Listed entries:
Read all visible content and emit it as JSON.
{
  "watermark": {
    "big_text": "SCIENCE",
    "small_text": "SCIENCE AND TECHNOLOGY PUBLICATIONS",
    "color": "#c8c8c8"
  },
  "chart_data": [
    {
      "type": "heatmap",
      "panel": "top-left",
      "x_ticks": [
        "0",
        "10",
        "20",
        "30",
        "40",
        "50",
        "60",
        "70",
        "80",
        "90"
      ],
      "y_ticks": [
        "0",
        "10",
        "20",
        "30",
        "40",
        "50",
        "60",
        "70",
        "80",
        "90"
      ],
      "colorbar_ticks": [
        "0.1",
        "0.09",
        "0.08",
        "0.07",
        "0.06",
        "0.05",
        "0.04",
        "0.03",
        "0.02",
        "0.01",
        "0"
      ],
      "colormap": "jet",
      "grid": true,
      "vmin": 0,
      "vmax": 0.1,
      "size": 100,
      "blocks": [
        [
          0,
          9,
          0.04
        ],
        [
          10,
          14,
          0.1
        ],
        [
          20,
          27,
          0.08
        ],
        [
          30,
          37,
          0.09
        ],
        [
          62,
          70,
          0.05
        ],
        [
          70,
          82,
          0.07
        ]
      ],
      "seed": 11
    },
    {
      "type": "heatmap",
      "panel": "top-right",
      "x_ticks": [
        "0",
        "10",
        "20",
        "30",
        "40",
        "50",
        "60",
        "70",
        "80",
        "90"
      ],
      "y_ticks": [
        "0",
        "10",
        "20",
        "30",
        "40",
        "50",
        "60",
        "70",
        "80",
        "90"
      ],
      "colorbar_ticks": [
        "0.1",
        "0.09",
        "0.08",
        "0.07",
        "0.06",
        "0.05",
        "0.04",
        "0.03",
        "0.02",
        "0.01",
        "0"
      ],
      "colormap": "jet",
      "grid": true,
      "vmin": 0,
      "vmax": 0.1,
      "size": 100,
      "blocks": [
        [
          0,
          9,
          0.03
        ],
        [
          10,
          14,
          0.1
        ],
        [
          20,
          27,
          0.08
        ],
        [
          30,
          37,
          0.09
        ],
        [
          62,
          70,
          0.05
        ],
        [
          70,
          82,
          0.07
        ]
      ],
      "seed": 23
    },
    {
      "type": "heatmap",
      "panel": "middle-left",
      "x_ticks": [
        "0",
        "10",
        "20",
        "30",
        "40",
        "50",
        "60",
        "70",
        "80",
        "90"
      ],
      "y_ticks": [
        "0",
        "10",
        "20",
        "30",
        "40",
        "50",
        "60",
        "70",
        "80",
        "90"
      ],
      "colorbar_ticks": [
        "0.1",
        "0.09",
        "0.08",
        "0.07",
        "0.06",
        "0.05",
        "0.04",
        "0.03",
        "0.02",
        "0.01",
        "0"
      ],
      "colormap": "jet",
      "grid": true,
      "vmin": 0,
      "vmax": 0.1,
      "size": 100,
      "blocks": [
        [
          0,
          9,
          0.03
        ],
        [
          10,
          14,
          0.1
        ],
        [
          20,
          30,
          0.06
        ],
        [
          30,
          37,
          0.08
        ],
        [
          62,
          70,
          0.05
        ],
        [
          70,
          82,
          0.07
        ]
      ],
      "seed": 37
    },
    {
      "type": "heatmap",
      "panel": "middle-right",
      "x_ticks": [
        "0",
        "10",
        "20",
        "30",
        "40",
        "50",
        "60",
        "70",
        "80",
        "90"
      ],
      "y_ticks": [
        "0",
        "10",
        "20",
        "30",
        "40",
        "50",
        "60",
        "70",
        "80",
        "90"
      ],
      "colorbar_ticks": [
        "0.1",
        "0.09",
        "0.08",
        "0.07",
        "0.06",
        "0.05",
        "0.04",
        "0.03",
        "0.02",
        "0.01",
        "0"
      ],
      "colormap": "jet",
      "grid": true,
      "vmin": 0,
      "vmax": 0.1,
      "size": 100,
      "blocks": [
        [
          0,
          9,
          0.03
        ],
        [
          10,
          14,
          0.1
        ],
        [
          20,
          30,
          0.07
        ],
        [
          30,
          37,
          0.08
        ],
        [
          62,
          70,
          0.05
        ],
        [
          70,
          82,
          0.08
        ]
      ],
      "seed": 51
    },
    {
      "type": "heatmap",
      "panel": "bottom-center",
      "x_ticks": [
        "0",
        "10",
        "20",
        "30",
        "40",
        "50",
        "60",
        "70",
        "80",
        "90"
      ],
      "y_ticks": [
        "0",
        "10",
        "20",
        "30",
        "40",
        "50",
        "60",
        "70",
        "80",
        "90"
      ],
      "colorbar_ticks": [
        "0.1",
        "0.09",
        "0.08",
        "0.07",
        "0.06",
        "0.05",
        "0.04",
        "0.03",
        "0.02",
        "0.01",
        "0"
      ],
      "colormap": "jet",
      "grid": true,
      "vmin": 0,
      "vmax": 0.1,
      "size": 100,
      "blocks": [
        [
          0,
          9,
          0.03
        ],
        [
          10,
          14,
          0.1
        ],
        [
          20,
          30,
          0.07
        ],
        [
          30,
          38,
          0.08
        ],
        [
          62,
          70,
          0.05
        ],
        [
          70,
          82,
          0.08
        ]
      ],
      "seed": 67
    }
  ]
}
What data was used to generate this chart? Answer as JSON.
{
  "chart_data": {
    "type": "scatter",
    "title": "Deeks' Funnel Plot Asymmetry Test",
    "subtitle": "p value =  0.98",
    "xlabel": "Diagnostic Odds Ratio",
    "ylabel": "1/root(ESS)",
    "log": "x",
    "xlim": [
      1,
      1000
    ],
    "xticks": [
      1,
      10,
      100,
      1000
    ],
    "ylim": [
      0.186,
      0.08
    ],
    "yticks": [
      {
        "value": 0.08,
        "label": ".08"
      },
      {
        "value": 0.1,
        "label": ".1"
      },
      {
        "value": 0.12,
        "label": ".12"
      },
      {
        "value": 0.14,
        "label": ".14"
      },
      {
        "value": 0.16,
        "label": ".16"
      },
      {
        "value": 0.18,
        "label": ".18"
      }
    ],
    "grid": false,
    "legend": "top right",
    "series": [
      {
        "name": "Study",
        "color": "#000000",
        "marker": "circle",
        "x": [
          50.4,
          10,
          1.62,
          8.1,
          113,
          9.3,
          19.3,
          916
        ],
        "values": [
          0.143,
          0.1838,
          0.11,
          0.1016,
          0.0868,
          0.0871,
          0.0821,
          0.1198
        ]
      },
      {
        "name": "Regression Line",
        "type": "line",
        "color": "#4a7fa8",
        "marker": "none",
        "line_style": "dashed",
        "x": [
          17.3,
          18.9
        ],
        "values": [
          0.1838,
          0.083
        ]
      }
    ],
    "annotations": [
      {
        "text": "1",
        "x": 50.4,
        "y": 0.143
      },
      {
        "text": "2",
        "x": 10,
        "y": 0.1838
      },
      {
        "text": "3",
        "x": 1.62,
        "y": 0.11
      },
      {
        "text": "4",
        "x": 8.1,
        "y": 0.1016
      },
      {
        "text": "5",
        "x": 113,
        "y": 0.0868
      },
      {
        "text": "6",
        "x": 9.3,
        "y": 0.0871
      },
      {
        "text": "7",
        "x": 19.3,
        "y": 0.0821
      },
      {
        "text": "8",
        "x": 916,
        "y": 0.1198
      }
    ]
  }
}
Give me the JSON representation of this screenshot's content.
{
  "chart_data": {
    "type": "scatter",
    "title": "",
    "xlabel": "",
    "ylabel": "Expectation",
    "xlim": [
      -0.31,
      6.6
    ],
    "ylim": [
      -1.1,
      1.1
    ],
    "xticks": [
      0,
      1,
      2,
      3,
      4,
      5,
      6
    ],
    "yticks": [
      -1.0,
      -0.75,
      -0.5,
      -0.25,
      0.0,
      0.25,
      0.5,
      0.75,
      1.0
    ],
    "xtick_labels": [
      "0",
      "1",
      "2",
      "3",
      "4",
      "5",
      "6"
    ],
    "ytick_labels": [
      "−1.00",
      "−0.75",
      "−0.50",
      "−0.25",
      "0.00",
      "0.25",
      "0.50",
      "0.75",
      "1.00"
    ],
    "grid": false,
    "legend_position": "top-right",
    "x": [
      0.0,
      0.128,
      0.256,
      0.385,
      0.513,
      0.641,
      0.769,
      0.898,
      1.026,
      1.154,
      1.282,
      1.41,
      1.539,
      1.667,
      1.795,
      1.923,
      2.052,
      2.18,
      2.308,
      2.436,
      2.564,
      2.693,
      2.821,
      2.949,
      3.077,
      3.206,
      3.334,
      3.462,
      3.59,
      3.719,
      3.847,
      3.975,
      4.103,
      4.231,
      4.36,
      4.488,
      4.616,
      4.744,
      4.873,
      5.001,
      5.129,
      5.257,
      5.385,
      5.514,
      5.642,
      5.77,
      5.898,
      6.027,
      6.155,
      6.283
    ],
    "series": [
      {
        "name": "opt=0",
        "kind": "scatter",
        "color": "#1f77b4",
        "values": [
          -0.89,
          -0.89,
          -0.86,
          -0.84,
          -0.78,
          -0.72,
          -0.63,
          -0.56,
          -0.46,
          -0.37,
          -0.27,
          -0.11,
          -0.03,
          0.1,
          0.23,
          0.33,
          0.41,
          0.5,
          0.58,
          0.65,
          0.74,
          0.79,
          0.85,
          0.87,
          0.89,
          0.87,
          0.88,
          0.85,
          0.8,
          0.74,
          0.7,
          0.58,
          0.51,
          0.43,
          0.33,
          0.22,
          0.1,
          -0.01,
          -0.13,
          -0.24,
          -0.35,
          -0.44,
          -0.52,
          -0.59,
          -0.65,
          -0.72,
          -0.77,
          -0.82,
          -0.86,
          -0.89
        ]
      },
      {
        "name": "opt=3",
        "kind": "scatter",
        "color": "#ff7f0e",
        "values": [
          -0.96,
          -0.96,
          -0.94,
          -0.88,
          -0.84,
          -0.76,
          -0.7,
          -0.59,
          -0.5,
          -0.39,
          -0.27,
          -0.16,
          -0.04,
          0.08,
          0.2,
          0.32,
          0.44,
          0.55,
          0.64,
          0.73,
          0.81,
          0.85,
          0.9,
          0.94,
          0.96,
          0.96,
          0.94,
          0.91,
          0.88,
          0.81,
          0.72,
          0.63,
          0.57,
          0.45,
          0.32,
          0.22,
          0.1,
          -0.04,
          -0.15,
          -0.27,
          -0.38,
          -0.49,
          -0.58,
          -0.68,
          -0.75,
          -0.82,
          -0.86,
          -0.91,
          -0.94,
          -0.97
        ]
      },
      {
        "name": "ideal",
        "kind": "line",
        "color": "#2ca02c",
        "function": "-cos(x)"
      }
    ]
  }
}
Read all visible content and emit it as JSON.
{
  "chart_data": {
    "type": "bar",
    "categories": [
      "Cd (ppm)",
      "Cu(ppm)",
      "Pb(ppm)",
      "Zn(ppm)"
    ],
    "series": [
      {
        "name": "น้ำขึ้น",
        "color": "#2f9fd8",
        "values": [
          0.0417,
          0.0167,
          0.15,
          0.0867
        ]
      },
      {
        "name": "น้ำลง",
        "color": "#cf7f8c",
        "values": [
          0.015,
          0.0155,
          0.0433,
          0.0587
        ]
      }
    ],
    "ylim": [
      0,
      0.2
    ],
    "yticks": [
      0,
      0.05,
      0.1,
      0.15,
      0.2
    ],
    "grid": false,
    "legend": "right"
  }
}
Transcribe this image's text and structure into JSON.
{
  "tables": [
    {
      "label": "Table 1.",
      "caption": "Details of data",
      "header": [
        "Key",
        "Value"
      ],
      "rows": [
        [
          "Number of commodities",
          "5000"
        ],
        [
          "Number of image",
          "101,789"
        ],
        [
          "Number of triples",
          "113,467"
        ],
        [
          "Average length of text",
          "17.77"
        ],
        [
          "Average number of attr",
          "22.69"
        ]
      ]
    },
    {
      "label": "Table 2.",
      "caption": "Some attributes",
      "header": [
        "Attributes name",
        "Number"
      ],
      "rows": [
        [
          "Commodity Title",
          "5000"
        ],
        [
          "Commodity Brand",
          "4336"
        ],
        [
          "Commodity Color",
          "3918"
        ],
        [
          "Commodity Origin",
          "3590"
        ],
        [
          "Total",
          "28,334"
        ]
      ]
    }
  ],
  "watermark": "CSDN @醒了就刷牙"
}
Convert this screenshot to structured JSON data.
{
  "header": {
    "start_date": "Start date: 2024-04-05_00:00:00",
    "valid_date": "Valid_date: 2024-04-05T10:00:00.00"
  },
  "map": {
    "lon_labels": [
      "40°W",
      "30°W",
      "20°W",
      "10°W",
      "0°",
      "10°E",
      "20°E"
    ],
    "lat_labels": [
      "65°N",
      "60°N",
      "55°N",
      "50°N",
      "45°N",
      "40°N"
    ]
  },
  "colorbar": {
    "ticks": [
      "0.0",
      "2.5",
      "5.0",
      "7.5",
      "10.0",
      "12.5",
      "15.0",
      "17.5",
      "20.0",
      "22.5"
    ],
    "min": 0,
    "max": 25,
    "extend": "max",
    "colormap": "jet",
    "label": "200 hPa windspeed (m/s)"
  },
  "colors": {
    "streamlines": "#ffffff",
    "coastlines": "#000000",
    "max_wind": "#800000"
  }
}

To do:
Extract, from the material above, each line holding the word "image".

Answer to the task:
Transcribe this image's text and structure into JSON.
          "Number of image",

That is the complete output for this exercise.